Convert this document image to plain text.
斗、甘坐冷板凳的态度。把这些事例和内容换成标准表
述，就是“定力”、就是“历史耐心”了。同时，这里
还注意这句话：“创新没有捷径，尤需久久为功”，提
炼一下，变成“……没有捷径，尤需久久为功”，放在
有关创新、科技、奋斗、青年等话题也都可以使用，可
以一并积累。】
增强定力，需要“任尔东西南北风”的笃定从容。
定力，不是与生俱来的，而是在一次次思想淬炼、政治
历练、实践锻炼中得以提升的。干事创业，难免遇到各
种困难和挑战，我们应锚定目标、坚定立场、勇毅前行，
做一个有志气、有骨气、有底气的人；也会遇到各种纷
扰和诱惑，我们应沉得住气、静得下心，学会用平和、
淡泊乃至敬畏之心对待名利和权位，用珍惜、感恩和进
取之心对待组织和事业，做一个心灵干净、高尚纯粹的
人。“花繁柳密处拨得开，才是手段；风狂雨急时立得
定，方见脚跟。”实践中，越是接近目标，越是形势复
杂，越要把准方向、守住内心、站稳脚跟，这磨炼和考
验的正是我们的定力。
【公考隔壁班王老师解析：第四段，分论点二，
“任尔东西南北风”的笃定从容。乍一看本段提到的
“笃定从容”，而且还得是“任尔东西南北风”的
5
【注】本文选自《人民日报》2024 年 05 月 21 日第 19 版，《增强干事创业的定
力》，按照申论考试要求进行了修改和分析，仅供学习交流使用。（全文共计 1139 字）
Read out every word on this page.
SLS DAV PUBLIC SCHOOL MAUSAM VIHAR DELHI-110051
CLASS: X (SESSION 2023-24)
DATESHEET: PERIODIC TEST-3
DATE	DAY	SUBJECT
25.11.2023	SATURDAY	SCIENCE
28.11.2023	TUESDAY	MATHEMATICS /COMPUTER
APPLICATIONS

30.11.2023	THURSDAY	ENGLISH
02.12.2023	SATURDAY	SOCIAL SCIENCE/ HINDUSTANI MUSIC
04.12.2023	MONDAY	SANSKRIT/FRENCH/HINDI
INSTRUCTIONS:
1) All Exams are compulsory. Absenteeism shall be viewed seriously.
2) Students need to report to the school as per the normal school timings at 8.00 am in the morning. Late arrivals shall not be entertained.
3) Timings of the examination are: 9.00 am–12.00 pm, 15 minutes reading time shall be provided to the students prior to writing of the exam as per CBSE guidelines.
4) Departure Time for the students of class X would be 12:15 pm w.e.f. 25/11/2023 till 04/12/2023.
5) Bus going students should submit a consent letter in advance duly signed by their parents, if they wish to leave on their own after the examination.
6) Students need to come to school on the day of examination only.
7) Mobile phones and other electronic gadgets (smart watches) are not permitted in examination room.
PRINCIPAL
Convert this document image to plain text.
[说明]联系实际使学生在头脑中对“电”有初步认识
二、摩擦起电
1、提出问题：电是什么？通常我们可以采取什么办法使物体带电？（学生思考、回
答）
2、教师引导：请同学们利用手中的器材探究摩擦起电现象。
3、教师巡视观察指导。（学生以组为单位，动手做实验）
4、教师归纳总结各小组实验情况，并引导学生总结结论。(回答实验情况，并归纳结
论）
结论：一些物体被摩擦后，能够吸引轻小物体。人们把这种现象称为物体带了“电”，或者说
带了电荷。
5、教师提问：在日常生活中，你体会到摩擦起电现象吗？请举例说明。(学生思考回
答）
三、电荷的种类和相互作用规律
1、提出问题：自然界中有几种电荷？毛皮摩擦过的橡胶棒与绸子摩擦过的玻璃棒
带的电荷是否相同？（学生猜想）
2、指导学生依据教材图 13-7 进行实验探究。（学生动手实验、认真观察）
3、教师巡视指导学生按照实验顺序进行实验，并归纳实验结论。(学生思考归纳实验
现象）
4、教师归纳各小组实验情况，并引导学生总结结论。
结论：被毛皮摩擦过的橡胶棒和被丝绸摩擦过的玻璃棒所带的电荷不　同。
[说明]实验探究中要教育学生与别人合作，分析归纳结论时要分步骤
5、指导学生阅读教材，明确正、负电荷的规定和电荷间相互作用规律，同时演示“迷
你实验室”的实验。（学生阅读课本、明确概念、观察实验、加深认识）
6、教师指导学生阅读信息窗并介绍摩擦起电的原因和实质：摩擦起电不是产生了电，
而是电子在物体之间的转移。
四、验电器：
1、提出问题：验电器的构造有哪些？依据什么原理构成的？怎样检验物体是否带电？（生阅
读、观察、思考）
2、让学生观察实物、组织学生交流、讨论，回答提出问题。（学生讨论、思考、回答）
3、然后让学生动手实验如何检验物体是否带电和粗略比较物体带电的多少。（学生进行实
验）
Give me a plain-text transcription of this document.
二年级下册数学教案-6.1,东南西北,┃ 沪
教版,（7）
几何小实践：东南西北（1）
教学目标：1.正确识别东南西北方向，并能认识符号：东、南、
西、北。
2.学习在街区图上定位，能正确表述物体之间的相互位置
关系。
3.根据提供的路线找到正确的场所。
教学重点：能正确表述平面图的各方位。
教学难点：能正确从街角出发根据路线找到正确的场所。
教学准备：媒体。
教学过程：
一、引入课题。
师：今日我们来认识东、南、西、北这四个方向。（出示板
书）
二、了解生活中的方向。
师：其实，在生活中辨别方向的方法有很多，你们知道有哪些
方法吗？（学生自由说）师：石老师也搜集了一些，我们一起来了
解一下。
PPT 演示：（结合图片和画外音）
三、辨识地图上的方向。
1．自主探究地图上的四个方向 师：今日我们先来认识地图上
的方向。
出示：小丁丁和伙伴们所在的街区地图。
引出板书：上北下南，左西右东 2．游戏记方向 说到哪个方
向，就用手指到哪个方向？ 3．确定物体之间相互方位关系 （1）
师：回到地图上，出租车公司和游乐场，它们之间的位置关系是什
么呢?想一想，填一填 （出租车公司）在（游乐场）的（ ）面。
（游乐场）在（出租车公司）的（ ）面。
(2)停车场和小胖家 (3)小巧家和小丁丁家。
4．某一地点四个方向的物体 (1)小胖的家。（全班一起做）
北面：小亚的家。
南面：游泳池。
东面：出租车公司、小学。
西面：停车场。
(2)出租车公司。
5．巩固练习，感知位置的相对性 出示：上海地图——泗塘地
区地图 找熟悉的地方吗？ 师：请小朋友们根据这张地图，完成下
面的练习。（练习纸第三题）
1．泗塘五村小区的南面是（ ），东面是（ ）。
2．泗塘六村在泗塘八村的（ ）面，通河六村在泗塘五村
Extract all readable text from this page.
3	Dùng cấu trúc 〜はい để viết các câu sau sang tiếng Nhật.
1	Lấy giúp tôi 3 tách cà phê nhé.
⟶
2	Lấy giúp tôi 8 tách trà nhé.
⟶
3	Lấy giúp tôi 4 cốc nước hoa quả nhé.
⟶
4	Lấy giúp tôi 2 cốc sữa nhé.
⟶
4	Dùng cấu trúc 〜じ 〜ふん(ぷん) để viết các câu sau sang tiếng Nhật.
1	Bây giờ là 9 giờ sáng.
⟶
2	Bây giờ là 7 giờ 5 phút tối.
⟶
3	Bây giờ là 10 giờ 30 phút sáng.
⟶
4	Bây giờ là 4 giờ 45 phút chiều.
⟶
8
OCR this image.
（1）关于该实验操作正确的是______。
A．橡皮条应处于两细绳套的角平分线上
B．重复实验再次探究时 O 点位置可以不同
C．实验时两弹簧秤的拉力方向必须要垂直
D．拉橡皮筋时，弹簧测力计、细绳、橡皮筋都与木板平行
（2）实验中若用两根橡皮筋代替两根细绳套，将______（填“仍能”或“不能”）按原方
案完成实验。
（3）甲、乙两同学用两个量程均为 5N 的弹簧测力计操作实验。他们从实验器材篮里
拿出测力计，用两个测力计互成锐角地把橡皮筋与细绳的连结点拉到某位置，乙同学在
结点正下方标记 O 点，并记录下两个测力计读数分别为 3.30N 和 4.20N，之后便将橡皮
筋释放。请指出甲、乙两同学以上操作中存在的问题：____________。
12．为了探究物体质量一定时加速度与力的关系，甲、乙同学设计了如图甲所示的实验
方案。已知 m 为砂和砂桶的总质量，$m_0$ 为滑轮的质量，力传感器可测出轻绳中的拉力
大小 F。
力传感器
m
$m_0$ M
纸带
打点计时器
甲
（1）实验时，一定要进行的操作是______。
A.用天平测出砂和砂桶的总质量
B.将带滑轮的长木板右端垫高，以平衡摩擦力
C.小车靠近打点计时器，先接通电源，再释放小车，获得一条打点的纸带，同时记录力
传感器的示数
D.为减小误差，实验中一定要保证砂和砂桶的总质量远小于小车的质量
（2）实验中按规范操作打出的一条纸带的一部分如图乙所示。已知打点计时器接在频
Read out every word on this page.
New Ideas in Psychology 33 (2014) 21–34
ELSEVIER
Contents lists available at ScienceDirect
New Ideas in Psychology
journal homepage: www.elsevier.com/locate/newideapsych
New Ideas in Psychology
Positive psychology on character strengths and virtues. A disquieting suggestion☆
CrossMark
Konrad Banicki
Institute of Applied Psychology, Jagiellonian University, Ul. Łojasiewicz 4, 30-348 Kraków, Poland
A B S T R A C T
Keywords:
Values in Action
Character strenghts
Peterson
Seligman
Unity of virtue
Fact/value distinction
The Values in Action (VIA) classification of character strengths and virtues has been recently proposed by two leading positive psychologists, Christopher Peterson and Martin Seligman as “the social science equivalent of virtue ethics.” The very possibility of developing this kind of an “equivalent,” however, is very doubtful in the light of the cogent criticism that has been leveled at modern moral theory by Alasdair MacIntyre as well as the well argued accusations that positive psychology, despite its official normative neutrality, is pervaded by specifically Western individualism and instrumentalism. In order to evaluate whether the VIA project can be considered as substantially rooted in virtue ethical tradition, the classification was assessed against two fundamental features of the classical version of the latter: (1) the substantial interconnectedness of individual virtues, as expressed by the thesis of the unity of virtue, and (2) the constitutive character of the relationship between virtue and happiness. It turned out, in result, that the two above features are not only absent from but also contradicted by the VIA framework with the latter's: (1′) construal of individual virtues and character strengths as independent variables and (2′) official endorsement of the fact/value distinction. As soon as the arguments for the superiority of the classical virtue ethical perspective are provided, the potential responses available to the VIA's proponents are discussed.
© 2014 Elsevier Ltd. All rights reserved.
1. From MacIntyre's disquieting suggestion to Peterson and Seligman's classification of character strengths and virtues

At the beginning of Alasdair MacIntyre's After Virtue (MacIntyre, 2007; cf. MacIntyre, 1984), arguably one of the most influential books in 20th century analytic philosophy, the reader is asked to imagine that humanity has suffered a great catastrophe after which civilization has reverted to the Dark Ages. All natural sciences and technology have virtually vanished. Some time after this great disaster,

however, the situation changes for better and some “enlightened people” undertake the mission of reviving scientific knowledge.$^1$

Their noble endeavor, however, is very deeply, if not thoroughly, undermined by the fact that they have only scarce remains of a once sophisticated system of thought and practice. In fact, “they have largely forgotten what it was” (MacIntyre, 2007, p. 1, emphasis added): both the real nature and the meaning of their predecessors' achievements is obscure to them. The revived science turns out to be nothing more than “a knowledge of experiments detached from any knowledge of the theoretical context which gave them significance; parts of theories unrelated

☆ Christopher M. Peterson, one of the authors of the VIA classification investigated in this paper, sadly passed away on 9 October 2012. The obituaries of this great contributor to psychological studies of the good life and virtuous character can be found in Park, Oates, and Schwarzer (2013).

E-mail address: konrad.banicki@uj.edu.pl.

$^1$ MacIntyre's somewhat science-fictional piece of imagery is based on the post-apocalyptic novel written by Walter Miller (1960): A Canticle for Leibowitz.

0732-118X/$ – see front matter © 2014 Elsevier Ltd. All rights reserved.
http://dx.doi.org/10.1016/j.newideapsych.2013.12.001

....

For each line of the listing that holds the word "trúc", show that line.

3	Dùng cấu trúc 〜はい để viết các câu sau sang tiếng Nhật.
4	Dùng cấu trúc 〜じ 〜ふん(ぷん) để viết các câu sau sang tiếng Nhật.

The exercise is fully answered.